Turn the lines of the items below into a JSON array of strings, one string per line, with any blank lines left out.

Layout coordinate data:

+ + + +

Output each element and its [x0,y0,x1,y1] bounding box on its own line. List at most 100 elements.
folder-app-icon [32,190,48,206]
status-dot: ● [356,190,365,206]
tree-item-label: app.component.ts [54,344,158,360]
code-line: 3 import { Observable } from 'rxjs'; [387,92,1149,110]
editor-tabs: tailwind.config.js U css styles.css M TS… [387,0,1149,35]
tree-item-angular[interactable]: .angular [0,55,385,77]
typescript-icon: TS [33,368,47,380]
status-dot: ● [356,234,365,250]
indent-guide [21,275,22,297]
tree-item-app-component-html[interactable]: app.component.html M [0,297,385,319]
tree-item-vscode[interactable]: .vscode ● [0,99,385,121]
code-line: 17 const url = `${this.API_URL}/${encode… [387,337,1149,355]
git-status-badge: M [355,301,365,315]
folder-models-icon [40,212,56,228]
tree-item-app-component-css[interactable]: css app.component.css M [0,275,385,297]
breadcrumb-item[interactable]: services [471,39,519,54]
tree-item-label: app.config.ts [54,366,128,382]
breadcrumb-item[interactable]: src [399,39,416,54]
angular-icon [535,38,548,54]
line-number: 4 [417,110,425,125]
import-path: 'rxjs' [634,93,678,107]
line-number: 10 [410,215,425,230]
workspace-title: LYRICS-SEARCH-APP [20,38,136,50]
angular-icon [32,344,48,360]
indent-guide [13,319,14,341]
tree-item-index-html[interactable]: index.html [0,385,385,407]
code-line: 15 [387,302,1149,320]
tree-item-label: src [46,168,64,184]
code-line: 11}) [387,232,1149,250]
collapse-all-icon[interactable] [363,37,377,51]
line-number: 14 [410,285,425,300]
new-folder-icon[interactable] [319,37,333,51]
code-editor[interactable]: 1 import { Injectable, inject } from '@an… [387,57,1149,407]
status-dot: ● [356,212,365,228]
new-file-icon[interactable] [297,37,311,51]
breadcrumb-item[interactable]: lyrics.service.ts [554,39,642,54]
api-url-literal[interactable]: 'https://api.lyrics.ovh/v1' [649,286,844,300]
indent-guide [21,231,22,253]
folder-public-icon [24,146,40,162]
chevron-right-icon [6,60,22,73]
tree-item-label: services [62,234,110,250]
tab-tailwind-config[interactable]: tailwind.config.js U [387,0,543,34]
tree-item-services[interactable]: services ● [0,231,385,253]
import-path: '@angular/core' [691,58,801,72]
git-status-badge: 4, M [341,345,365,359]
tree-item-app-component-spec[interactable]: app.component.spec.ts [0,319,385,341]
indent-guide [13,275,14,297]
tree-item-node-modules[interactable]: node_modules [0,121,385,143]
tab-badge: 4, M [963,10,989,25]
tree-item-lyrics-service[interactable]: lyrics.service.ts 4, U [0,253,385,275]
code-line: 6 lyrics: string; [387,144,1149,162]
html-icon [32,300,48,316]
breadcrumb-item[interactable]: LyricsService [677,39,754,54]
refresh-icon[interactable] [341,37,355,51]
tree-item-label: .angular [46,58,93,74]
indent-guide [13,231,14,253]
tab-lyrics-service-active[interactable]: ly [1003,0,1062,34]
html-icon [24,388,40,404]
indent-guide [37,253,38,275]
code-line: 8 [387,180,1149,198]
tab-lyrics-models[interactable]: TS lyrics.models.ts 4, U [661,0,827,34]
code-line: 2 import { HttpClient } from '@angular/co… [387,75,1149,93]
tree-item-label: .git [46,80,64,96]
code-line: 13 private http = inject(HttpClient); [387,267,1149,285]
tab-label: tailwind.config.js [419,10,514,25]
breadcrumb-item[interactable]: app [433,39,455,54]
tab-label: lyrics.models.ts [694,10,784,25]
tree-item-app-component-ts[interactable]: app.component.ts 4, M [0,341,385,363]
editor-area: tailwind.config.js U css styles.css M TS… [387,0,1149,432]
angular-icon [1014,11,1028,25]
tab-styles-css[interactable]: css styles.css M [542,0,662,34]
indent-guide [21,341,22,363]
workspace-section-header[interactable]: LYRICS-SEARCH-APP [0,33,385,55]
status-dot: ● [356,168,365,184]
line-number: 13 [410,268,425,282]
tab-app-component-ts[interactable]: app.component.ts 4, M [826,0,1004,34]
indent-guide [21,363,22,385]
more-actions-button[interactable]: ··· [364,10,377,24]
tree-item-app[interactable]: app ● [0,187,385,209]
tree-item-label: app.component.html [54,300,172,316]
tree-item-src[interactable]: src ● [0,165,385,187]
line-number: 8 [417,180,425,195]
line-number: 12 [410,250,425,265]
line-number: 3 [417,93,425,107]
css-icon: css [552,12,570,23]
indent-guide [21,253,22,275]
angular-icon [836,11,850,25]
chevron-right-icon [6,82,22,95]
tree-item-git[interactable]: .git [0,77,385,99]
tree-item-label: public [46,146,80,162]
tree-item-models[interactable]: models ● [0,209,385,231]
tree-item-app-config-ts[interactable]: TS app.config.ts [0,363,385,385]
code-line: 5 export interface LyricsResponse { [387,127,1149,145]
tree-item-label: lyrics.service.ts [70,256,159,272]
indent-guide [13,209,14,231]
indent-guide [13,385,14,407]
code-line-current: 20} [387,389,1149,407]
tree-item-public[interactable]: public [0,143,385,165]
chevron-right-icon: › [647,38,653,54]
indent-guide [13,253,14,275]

+ + + +

### Answer for this exercise
[
  "Output each element and its [x0,y0,x1,y1] bounding box on its own line. List at most 100 elements.",
  "folder-app-icon [32,190,48,206]",
  "status-dot: ● [356,190,365,206]",
  "tree-item-label: app.component.ts [54,344,158,360]",
  "code-line: 3 import { Observable } from 'rxjs'; [387,92,1149,110]",
  "editor-tabs: tailwind.config.js U css styles.css M TS… [387,0,1149,35]",
  "tree-item-angular[interactable]: .angular [0,55,385,77]",
  "typescript-icon: TS [33,368,47,380]",
  "status-dot: ● [356,234,365,250]",
  "indent-guide [21,275,22,297]",
  "tree-item-app-component-html[interactable]: app.component.html M [0,297,385,319]",
  "tree-item-vscode[interactable]: .vscode ● [0,99,385,121]",
  "code-line: 17 const url = `${this.API_URL}/${encode… [387,337,1149,355]",
  "git-status-badge: M [355,301,365,315]",
  "folder-models-icon [40,212,56,228]",
  "tree-item-app-component-css[interactable]: css app.component.css M [0,275,385,297]",
  "breadcrumb-item[interactable]: services [471,39,519,54]",
  "tree-item-label: app.config.ts [54,366,128,382]",
  "breadcrumb-item[interactable]: src [399,39,416,54]",
  "angular-icon [535,38,548,54]",
  "line-number: 4 [417,110,425,125]",
  "import-path: 'rxjs' [634,93,678,107]",
  "line-number: 10 [410,215,425,230]",
  "workspace-title: LYRICS-SEARCH-APP [20,38,136,50]",
  "angular-icon [32,344,48,360]",
  "indent-guide [13,319,14,341]",
  "tree-item-index-html[interactable]: index.html [0,385,385,407]",
  "code-line: 15 [387,302,1149,320]",
  "tree-item-label: src [46,168,64,184]",
  "code-line: 11}) [387,232,1149,250]",
  "collapse-all-icon[interactable] [363,37,377,51]",
  "line-number: 14 [410,285,425,300]",
  "new-folder-icon[interactable] [319,37,333,51]",
  "code-editor[interactable]: 1 import { Injectable, inject } from '@an… [387,57,1149,407]",
  "status-dot: ● [356,212,365,228]",
  "new-file-icon[interactable] [297,37,311,51]",
  "breadcrumb-item[interactable]: lyrics.service.ts [554,39,642,54]",
  "api-url-literal[interactable]: 'https://api.lyrics.ovh/v1' [649,286,844,300]",
  "indent-guide [21,231,22,253]",
  "folder-public-icon [24,146,40,162]",
  "chevron-right-icon [6,60,22,73]",
  "tree-item-label: services [62,234,110,250]",
  "tab-tailwind-config[interactable]: tailwind.config.js U [387,0,543,34]",
  "tree-item-services[interactable]: services ● [0,231,385,253]",
  "import-path: '@angular/core' [691,58,801,72]",
  "git-status-badge: 4, M [341,345,365,359]",
  "tree-item-app-component-spec[interactable]: app.component.spec.ts [0,319,385,341]",
  "indent-guide [13,275,14,297]",
  "tree-item-node-modules[interactable]: node_modules [0,121,385,143]",
  "tab-badge: 4, M [963,10,989,25]",
  "tree-item-lyrics-service[interactable]: lyrics.service.ts 4, U [0,253,385,275]",
  "code-line: 6 lyrics: string; [387,144,1149,162]",
  "html-icon [32,300,48,316]",
  "breadcrumb-item[interactable]: LyricsService [677,39,754,54]",
  "refresh-icon[interactable] [341,37,355,51]",
  "tree-item-label: .angular [46,58,93,74]",
  "indent-guide [13,231,14,253]",
  "tab-lyrics-service-active[interactable]: ly [1003,0,1062,34]",
  "html-icon [24,388,40,404]",
  "indent-guide [37,253,38,275]",
  "code-line: 8 [387,180,1149,198]",
  "tab-lyrics-models[interactable]: TS lyrics.models.ts 4, U [661,0,827,34]",
  "code-line: 2 import { HttpClient } from '@angular/co… [387,75,1149,93]",
  "tree-item-label: .git [46,80,64,96]",
  "code-line: 13 private http = inject(HttpClient); [387,267,1149,285]",
  "tab-label: tailwind.config.js [419,10,514,25]",
  "breadcrumb-item[interactable]: app [433,39,455,54]",
  "tab-label: lyrics.models.ts [694,10,784,25]",
  "tree-item-app-component-ts[interactable]: app.component.ts 4, M [0,341,385,363]",
  "editor-area: tailwind.config.js U css styles.css M TS… [387,0,1149,432]",
  "angular-icon [1014,11,1028,25]",
  "tab-styles-css[interactable]: css styles.css M [542,0,662,34]",
  "indent-guide [21,341,22,363]",
  "workspace-section-header[interactable]: LYRICS-SEARCH-APP [0,33,385,55]",
  "status-dot: ● [356,168,365,184]",
  "line-number: 13 [410,268,425,282]",
  "tab-app-component-ts[interactable]: app.component.ts 4, M [826,0,1004,34]",
  "indent-guide [21,363,22,385]",
  "more-actions-button[interactable]: ··· [364,10,377,24]",
  "tree-item-app[interactable]: app ● [0,187,385,209]",
  "tree-item-label: app.component.html [54,300,172,316]",
  "tree-item-src[interactable]: src ● [0,165,385,187]",
  "line-number: 8 [417,180,425,195]",
  "line-number: 12 [410,250,425,265]",
  "line-number: 3 [417,93,425,107]",
  "css-icon: css [552,12,570,23]",
  "indent-guide [21,253,22,275]",
  "angular-icon [836,11,850,25]",
  "chevron-right-icon [6,82,22,95]",
  "tree-item-git[interactable]: .git [0,77,385,99]",
  "tree-item-label: public [46,146,80,162]",
  "tree-item-models[interactable]: models ● [0,209,385,231]",
  "tree-item-app-config-ts[interactable]: TS app.config.ts [0,363,385,385]",
  "code-line: 5 export interface LyricsResponse { [387,127,1149,145]",
  "tree-item-label: lyrics.service.ts [70,256,159,272]",
  "indent-guide [13,209,14,231]",
  "indent-guide [13,385,14,407]",
  "code-line-current: 20} [387,389,1149,407]",
  "tree-item-public[interactable]: public [0,143,385,165]",
  "chevron-right-icon: › [647,38,653,54]",
  "indent-guide [13,253,14,275]"
]